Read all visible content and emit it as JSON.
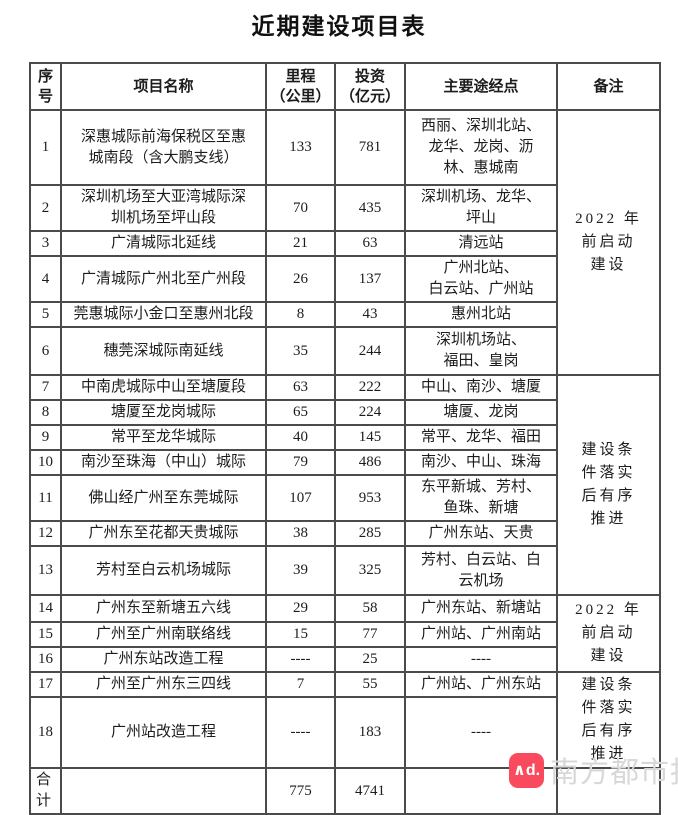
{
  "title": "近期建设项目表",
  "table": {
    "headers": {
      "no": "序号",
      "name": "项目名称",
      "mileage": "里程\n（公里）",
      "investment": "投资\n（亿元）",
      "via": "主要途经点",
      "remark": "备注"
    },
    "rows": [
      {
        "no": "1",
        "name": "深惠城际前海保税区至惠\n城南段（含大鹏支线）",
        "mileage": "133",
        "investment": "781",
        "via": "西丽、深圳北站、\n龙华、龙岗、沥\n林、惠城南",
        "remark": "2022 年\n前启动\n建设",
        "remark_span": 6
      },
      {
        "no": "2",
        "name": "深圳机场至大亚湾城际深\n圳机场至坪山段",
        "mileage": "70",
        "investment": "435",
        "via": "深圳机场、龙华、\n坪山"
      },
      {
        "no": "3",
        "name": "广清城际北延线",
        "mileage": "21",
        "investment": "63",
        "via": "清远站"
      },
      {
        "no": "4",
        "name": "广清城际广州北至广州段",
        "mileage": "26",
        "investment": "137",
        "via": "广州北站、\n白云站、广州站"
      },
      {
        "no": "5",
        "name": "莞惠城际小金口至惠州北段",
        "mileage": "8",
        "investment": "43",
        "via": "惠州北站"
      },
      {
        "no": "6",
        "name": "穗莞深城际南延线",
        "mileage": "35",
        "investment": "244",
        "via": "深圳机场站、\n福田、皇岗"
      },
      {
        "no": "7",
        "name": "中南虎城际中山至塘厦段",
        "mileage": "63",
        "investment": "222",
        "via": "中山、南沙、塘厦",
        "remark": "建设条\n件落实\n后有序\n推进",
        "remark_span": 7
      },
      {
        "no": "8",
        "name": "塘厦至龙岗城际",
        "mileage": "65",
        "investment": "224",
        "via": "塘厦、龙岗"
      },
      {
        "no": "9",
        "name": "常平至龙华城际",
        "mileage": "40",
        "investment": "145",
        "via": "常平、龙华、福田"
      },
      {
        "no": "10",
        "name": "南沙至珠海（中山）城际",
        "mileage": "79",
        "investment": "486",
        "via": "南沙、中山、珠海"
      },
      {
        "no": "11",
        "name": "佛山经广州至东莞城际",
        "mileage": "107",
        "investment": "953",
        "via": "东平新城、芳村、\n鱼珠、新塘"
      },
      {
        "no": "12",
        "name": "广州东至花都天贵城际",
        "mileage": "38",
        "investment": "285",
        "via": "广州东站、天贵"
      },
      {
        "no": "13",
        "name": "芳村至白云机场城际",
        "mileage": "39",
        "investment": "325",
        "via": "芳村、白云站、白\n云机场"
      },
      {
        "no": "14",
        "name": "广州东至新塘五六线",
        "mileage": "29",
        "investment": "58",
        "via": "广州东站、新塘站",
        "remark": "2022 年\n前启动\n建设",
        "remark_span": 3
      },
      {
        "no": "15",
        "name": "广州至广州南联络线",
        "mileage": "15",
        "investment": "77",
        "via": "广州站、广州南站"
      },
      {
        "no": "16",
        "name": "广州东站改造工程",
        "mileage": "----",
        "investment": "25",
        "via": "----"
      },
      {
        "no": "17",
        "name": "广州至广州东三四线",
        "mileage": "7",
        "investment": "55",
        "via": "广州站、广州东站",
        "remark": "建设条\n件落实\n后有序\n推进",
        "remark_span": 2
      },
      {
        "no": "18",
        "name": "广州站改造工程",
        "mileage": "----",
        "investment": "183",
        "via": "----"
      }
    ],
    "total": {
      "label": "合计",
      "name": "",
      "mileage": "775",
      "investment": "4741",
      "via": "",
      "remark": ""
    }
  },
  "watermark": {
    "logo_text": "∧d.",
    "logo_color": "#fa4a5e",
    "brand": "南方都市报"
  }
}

--

**Goal**
Write out the listing word for word, omitting the pictures it holds.

**Full solution**
Read all visible content and emit it as JSON.
{
  "title": "近期建设项目表",
  "table": {
    "headers": {
      "no": "序号",
      "name": "项目名称",
      "mileage": "里程\n（公里）",
      "investment": "投资\n（亿元）",
      "via": "主要途经点",
      "remark": "备注"
    },
    "rows": [
      {
        "no": "1",
        "name": "深惠城际前海保税区至惠\n城南段（含大鹏支线）",
        "mileage": "133",
        "investment": "781",
        "via": "西丽、深圳北站、\n龙华、龙岗、沥\n林、惠城南",
        "remark": "2022 年\n前启动\n建设",
        "remark_span": 6
      },
      {
        "no": "2",
        "name": "深圳机场至大亚湾城际深\n圳机场至坪山段",
        "mileage": "70",
        "investment": "435",
        "via": "深圳机场、龙华、\n坪山"
      },
      {
        "no": "3",
        "name": "广清城际北延线",
        "mileage": "21",
        "investment": "63",
        "via": "清远站"
      },
      {
        "no": "4",
        "name": "广清城际广州北至广州段",
        "mileage": "26",
        "investment": "137",
        "via": "广州北站、\n白云站、广州站"
      },
      {
        "no": "5",
        "name": "莞惠城际小金口至惠州北段",
        "mileage": "8",
        "investment": "43",
        "via": "惠州北站"
      },
      {
        "no": "6",
        "name": "穗莞深城际南延线",
        "mileage": "35",
        "investment": "244",
        "via": "深圳机场站、\n福田、皇岗"
      },
      {
        "no": "7",
        "name": "中南虎城际中山至塘厦段",
        "mileage": "63",
        "investment": "222",
        "via": "中山、南沙、塘厦",
        "remark": "建设条\n件落实\n后有序\n推进",
        "remark_span": 7
      },
      {
        "no": "8",
        "name": "塘厦至龙岗城际",
        "mileage": "65",
        "investment": "224",
        "via": "塘厦、龙岗"
      },
      {
        "no": "9",
        "name": "常平至龙华城际",
        "mileage": "40",
        "investment": "145",
        "via": "常平、龙华、福田"
      },
      {
        "no": "10",
        "name": "南沙至珠海（中山）城际",
        "mileage": "79",
        "investment": "486",
        "via": "南沙、中山、珠海"
      },
      {
        "no": "11",
        "name": "佛山经广州至东莞城际",
        "mileage": "107",
        "investment": "953",
        "via": "东平新城、芳村、\n鱼珠、新塘"
      },
      {
        "no": "12",
        "name": "广州东至花都天贵城际",
        "mileage": "38",
        "investment": "285",
        "via": "广州东站、天贵"
      },
      {
        "no": "13",
        "name": "芳村至白云机场城际",
        "mileage": "39",
        "investment": "325",
        "via": "芳村、白云站、白\n云机场"
      },
      {
        "no": "14",
        "name": "广州东至新塘五六线",
        "mileage": "29",
        "investment": "58",
        "via": "广州东站、新塘站",
        "remark": "2022 年\n前启动\n建设",
        "remark_span": 3
      },
      {
        "no": "15",
        "name": "广州至广州南联络线",
        "mileage": "15",
        "investment": "77",
        "via": "广州站、广州南站"
      },
      {
        "no": "16",
        "name": "广州东站改造工程",
        "mileage": "----",
        "investment": "25",
        "via": "----"
      },
      {
        "no": "17",
        "name": "广州至广州东三四线",
        "mileage": "7",
        "investment": "55",
        "via": "广州站、广州东站",
        "remark": "建设条\n件落实\n后有序\n推进",
        "remark_span": 2
      },
      {
        "no": "18",
        "name": "广州站改造工程",
        "mileage": "----",
        "investment": "183",
        "via": "----"
      }
    ],
    "total": {
      "label": "合计",
      "name": "",
      "mileage": "775",
      "investment": "4741",
      "via": "",
      "remark": ""
    }
  },
  "watermark": {
    "logo_text": "∧d.",
    "logo_color": "#fa4a5e",
    "brand": "南方都市报"
  }
}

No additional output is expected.